■ PROBLEM: Tally the lines containing the word "sentidos", and report the tally alone.

....

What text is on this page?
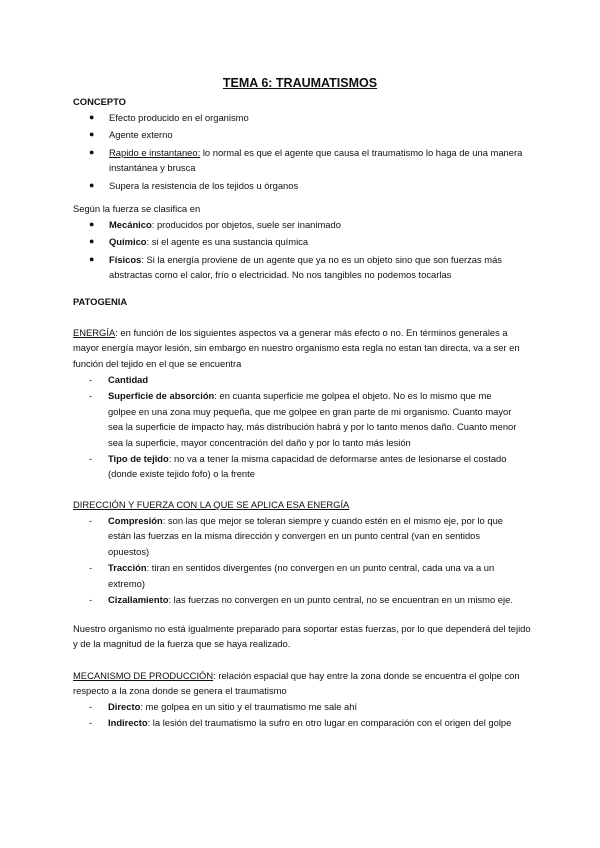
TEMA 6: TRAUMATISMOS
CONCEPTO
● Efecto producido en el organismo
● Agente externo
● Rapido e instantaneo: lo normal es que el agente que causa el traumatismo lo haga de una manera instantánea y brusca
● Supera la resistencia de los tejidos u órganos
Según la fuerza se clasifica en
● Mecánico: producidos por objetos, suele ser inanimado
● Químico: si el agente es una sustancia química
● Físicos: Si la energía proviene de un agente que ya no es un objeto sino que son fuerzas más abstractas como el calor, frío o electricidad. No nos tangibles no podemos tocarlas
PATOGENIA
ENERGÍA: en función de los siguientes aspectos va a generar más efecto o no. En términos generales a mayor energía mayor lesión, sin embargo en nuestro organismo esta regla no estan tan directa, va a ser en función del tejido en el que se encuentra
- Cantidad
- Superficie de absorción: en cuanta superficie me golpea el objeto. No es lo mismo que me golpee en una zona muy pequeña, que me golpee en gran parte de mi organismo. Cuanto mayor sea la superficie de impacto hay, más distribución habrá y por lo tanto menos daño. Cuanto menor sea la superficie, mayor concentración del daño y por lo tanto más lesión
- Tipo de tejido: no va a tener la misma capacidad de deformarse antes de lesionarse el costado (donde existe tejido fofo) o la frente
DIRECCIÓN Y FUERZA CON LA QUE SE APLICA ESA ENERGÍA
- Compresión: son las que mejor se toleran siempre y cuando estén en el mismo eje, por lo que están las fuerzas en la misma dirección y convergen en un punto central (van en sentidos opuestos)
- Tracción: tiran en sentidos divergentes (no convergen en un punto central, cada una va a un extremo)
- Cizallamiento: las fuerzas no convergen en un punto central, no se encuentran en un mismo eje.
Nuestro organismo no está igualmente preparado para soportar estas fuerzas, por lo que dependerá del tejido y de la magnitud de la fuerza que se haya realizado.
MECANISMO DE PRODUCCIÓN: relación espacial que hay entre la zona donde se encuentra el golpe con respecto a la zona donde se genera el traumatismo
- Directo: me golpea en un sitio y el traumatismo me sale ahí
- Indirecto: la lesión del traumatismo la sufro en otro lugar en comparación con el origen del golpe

....

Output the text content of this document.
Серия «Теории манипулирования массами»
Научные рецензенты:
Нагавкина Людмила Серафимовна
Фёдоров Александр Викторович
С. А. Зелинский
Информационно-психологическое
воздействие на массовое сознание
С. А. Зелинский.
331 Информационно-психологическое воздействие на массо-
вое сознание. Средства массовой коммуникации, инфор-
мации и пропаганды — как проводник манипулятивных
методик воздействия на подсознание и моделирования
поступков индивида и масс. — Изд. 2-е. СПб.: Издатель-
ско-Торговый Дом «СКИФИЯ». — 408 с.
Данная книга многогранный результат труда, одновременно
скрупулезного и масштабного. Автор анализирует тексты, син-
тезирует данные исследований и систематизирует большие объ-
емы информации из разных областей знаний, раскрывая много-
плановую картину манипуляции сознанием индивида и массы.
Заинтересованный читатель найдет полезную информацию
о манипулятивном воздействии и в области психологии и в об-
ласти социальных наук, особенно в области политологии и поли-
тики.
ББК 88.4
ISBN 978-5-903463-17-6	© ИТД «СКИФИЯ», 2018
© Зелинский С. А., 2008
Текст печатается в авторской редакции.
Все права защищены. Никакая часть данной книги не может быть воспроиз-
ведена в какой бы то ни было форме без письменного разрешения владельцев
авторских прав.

....

■ REPLY TO THE EXERCISE: 2